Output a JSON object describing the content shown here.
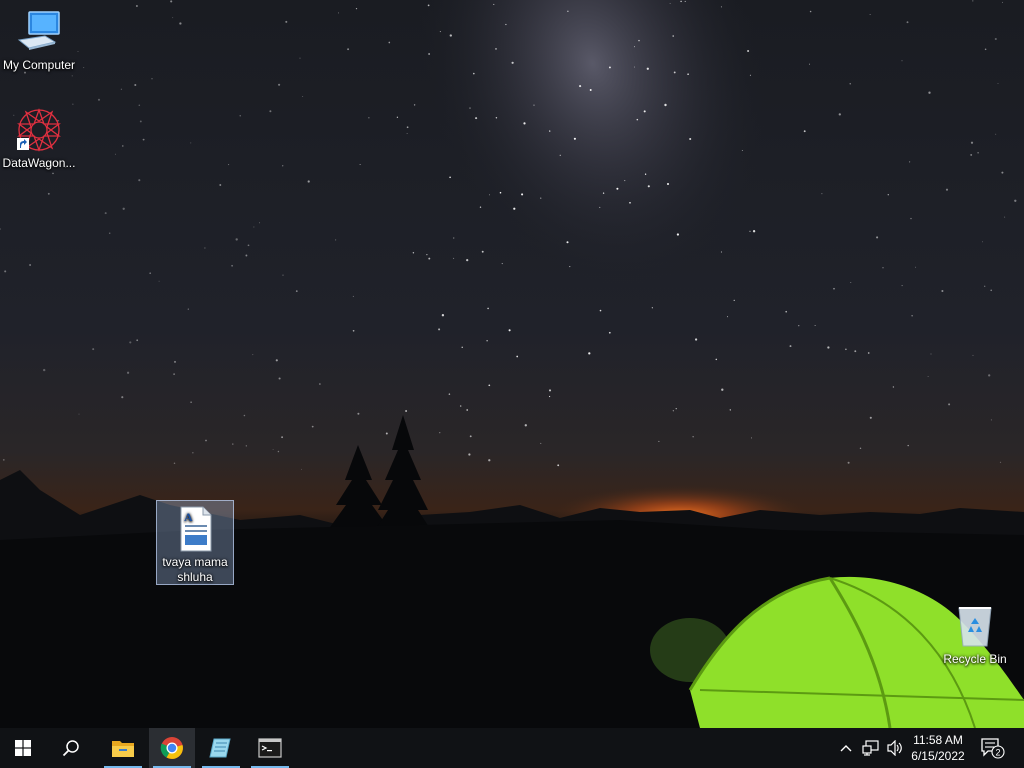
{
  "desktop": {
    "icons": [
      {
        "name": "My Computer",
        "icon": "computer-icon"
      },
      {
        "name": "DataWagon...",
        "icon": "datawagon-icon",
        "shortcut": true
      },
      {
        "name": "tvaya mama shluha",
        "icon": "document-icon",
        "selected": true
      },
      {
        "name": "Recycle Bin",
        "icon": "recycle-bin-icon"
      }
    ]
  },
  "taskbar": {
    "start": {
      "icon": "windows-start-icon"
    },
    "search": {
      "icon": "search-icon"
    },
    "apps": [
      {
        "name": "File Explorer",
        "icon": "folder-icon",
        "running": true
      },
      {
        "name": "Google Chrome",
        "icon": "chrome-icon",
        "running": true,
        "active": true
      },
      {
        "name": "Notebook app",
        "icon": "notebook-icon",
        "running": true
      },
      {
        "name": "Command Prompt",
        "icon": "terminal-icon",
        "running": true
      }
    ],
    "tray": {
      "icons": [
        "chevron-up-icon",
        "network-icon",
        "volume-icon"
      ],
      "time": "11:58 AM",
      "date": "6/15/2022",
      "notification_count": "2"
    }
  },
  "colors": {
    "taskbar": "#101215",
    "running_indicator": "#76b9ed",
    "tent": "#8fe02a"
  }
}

--------------------------------------------------

**Aim of the exercise:** Restate the full listing verbatim and drop every picture.

**Answer to the task:**
Output a JSON object describing the content shown here.
{
  "desktop": {
    "icons": [
      {
        "name": "My Computer",
        "icon": "computer-icon"
      },
      {
        "name": "DataWagon...",
        "icon": "datawagon-icon",
        "shortcut": true
      },
      {
        "name": "tvaya mama shluha",
        "icon": "document-icon",
        "selected": true
      },
      {
        "name": "Recycle Bin",
        "icon": "recycle-bin-icon"
      }
    ]
  },
  "taskbar": {
    "start": {
      "icon": "windows-start-icon"
    },
    "search": {
      "icon": "search-icon"
    },
    "apps": [
      {
        "name": "File Explorer",
        "icon": "folder-icon",
        "running": true
      },
      {
        "name": "Google Chrome",
        "icon": "chrome-icon",
        "running": true,
        "active": true
      },
      {
        "name": "Notebook app",
        "icon": "notebook-icon",
        "running": true
      },
      {
        "name": "Command Prompt",
        "icon": "terminal-icon",
        "running": true
      }
    ],
    "tray": {
      "icons": [
        "chevron-up-icon",
        "network-icon",
        "volume-icon"
      ],
      "time": "11:58 AM",
      "date": "6/15/2022",
      "notification_count": "2"
    }
  },
  "colors": {
    "taskbar": "#101215",
    "running_indicator": "#76b9ed",
    "tent": "#8fe02a"
  }
}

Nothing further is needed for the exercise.